**TEXT EXCERPT**.
========================================
  
  Eliezer’s approach to FAI is inherently formal in this sense, because he wants to be able to prove that an AI will or will not do certain things. That means he can’t avail himself of the full computational complexity of whatever language he’s programming in.
  
  But I’m digressing from the more-important distinction, which is one of degree and of connotation. The words “formal system” always go along with computational systems that are extremely brittle, and that usually collapse completely with the introduction of a single mistake, such as a resolution theorem prover that can prove any falsehood if given one false belief. You may be able to argue your way around the semantics of “formal” to say this is not necessarily the case, but as a general principle, when designing a representational or computational system, fault-tolerance and robustness to noise are at odds with the simplicity of design and small number of interactions that make proving things easy and useful.
========================================
**DATA UNDER STUDY**.
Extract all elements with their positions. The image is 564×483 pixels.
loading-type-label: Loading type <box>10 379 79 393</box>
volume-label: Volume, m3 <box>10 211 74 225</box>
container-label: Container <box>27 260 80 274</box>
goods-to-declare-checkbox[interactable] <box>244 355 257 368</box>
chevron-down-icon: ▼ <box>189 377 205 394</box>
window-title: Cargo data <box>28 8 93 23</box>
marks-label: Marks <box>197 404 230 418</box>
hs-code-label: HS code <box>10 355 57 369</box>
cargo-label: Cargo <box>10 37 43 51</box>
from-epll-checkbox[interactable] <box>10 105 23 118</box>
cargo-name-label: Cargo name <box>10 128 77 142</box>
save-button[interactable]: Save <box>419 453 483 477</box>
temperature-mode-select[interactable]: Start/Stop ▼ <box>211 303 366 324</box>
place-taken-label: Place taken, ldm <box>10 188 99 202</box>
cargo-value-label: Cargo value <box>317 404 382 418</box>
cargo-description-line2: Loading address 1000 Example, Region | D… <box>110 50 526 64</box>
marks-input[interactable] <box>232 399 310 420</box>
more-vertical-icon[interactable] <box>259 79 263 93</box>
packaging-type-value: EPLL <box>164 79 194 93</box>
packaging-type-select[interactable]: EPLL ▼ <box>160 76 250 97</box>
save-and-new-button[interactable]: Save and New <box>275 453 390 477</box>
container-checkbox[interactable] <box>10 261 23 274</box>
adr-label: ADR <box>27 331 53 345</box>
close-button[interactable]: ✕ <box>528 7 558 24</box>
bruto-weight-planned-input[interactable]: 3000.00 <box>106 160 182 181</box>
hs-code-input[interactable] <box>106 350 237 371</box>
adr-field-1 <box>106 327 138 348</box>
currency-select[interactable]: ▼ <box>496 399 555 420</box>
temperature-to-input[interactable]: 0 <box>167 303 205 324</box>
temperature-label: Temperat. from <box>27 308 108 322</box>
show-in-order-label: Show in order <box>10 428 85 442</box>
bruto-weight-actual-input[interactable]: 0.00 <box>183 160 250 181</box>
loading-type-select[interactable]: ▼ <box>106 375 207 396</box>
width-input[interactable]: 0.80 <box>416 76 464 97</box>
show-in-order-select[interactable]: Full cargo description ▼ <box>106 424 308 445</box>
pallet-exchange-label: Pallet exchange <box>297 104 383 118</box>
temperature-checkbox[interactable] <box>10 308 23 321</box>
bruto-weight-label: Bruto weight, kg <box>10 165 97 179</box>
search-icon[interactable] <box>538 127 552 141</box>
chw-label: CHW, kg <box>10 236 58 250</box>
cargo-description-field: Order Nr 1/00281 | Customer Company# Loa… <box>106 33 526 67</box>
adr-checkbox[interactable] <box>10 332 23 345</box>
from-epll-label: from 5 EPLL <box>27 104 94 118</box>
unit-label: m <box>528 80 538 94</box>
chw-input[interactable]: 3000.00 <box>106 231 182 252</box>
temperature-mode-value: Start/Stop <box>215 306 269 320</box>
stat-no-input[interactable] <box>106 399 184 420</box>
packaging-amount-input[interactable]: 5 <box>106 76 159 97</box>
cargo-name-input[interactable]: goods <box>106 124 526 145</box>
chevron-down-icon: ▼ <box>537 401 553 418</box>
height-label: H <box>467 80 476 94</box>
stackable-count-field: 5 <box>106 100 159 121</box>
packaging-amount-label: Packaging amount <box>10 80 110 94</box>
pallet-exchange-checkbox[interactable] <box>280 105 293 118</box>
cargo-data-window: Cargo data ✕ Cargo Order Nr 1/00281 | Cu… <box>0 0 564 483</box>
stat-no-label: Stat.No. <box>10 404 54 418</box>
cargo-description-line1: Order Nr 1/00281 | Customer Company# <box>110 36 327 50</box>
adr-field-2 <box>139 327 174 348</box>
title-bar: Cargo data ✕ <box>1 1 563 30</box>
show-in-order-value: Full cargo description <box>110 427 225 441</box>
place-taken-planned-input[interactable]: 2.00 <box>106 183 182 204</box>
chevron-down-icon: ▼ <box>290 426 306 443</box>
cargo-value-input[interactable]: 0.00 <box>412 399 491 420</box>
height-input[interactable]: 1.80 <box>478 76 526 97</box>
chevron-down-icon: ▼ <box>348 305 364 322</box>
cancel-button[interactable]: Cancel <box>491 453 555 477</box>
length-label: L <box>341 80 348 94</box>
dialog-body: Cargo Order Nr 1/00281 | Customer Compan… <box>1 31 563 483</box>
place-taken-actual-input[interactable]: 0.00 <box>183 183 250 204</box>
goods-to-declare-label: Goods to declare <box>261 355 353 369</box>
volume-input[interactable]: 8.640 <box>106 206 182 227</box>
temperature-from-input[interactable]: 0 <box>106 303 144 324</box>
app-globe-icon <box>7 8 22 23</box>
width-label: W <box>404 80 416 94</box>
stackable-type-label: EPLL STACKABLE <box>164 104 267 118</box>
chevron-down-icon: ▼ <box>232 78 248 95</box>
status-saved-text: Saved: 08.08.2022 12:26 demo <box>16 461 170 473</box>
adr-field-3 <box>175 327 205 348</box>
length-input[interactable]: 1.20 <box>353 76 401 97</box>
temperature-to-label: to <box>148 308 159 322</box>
========================================
**ASSIGNMENT 1**. In the passage on formal systems, what example shows a system collapsing after a single mistake?
**ASSIGNMENT 2**. Pick up the passage on formal systems after its last sentence and continue it.

**EXERCISE RESPONSE 1**. A resolution theorem prover that can prove any falsehood if given one false belief.

**EXERCISE RESPONSE 2**.
  - Rob Bensinger 6 Sep 2013 19:12 UTC
    4 points
    Parent
    That all makes sense, but I’m missing the link between the above understanding of ‘formal’ and these four claims, if they’re what you were trying to say before:
    
    (1) Indirect indirect normativity is less formal, in the relevant sense, than indirect normativity. I.e., because we’re incorporating more of human natural language into the AI’s decision-making, the reasoning system will be more tolerant of local errors, uncertainty, and noise.
    
    (2) Programming an AI to value humans’ True Preferences in general (indirect normativity) has many pitfalls that programming an AI to value humans’ instructions’ True Meanings in general (indirect indirect normativity) doesn’t, because the former is more formal.
    
    (3) “‘Tell the AI in English’ can fail, but the worst case is closer to a ‘With Folded Hands’ scenario than to paperclips.”
    
    (4) The “With Folded Hands”-style scenario I have in mind is not as terrible as the paperclips scenario.
  - Polymeron 6 Sep 2013 4:41 UTC
    2 points
    Parent
    Wouldn’t this only be correct if similar hardware ran the software the same way? Human thinking is highly associative and variable, and as language is shared amongst many humans, it means that it doesn’t, as such, have a fixed formal representation.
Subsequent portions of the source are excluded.